- Dataset records:

***

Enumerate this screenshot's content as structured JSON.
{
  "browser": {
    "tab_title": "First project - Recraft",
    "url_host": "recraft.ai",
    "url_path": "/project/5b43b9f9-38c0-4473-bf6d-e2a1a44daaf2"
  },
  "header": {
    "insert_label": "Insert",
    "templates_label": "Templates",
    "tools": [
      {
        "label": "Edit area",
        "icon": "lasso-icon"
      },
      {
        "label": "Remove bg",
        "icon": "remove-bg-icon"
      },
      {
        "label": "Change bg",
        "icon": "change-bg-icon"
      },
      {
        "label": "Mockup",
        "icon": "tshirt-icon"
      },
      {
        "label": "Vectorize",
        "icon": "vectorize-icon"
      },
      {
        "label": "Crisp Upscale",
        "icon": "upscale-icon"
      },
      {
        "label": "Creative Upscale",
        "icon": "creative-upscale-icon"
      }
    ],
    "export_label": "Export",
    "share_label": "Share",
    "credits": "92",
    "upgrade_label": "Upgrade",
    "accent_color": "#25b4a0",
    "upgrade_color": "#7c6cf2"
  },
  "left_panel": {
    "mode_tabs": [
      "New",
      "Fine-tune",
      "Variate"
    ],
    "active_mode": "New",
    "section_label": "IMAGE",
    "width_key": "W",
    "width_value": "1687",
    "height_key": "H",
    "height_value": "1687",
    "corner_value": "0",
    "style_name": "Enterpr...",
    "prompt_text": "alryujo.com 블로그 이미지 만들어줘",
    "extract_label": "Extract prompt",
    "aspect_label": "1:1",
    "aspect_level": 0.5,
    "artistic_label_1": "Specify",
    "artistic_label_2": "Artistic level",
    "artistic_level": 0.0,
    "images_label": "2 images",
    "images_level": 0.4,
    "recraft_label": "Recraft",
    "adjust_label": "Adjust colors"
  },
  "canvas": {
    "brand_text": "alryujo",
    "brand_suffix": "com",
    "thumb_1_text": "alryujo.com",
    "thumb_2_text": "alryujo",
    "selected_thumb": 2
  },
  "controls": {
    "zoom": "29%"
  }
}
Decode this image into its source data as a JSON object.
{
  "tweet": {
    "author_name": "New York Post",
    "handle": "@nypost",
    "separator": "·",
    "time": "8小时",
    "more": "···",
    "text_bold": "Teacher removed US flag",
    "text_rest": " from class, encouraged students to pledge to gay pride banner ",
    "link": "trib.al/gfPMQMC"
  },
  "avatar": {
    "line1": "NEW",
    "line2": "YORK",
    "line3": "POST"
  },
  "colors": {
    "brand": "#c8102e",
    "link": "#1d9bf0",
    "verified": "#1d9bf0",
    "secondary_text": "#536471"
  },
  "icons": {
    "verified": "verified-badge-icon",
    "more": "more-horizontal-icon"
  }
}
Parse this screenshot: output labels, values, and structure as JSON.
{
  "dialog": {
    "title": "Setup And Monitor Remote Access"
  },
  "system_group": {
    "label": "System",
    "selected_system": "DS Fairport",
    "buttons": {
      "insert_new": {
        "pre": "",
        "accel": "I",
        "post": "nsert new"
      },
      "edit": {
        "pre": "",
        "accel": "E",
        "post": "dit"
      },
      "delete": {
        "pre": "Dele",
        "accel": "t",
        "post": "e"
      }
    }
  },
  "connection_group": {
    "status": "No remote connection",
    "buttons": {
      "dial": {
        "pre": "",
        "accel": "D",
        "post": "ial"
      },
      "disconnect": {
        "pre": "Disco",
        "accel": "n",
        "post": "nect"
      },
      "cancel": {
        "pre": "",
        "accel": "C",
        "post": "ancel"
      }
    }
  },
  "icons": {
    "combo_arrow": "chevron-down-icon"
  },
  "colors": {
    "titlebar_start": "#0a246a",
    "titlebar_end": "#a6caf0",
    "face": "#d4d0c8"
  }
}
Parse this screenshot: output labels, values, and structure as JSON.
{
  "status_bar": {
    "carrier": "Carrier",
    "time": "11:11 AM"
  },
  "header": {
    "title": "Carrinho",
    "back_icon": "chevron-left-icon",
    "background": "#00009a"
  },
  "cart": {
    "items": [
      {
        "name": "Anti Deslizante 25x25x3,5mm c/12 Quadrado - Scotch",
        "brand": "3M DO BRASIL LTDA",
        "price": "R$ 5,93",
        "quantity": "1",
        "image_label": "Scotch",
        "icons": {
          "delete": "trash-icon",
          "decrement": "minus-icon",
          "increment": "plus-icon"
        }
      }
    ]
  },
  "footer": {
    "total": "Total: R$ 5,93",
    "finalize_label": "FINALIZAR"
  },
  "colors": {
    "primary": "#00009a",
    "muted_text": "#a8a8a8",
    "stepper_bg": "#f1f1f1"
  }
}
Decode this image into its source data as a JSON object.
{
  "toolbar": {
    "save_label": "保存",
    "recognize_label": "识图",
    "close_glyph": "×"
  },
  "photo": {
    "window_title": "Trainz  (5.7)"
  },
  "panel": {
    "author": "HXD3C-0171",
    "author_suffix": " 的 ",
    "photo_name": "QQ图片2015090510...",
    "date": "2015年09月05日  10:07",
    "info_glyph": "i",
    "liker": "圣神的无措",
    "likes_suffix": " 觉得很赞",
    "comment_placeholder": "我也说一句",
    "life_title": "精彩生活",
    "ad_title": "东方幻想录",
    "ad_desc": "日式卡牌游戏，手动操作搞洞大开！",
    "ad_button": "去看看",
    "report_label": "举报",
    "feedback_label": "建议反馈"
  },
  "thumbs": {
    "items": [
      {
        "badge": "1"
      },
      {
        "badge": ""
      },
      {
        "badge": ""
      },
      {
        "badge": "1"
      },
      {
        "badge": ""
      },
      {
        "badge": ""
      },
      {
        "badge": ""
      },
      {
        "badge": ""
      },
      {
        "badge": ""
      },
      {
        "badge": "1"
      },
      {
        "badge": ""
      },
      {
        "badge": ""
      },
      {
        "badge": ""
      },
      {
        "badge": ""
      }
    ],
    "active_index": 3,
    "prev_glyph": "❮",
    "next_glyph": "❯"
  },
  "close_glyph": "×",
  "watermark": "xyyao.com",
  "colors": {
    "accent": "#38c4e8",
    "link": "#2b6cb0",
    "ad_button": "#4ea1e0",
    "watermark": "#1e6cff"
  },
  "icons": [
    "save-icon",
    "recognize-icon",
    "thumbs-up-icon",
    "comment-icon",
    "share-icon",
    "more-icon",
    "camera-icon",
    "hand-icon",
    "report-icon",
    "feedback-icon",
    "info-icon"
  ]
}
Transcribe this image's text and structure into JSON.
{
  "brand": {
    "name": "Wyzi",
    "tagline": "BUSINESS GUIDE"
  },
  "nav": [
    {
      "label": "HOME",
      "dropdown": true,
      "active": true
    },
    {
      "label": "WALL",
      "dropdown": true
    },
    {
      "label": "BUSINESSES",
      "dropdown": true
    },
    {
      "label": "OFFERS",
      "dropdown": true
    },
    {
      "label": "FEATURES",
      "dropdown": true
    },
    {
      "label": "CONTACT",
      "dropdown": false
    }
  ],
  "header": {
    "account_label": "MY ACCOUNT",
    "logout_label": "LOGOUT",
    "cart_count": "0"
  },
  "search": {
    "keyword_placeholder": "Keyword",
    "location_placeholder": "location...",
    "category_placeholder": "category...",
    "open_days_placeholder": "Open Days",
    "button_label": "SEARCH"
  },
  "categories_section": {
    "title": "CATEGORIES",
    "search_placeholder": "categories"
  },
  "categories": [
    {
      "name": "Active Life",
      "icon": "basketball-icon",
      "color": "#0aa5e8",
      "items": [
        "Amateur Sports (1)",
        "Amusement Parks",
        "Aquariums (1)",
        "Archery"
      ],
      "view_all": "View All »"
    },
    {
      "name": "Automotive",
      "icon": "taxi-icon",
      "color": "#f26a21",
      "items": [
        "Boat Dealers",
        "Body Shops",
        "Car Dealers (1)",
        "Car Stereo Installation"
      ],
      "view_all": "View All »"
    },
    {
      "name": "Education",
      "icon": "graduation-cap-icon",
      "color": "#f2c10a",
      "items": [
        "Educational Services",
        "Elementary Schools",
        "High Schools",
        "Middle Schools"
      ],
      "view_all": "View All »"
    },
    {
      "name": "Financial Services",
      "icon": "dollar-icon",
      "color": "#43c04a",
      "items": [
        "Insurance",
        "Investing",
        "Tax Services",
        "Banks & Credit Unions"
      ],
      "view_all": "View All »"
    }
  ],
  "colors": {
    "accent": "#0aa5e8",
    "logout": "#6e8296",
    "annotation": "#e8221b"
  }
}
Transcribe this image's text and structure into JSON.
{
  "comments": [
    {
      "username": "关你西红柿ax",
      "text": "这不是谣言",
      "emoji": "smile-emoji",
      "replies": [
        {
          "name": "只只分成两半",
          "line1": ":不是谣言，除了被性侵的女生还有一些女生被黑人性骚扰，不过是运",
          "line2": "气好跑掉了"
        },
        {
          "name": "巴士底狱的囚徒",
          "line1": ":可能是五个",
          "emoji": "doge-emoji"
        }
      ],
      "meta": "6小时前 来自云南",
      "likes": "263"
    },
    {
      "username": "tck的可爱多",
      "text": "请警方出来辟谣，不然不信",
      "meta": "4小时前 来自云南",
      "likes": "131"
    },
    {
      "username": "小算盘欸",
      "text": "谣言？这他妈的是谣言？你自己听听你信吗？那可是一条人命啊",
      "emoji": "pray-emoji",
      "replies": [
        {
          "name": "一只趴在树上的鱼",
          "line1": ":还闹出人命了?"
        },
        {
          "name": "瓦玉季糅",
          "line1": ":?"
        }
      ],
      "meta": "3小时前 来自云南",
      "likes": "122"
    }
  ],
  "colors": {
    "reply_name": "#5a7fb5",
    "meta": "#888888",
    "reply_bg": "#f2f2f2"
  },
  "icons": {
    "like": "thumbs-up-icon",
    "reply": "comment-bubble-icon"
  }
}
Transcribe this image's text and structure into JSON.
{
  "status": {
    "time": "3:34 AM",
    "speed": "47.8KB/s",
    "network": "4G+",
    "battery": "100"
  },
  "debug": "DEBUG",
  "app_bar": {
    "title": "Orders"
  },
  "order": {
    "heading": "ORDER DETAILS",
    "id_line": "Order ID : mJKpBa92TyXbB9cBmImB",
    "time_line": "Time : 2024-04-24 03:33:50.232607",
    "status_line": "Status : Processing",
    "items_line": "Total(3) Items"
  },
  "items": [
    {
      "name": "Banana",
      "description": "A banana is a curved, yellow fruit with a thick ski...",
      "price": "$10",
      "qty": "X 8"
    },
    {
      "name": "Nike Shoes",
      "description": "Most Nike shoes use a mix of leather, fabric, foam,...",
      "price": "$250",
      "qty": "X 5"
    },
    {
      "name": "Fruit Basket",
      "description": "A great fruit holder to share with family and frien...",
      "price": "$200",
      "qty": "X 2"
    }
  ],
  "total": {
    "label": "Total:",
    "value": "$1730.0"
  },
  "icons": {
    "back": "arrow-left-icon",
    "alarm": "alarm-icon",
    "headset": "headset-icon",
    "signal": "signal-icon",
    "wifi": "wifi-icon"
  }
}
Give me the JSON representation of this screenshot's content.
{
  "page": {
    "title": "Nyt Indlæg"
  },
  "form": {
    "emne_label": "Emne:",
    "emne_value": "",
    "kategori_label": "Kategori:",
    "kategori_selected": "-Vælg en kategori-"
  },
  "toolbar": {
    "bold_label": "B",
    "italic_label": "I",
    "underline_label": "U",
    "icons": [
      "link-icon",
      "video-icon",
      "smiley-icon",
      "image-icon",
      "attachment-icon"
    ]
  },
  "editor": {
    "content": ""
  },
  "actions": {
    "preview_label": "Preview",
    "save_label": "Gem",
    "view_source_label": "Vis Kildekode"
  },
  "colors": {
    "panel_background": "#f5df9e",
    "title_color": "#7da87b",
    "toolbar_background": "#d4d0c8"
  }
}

***

- What you should do:
Using the listing above, pick out each line that contains the word "Services", then copy it.

- The answer:
        "Educational Services",
      "name": "Financial Services",
        "Tax Services",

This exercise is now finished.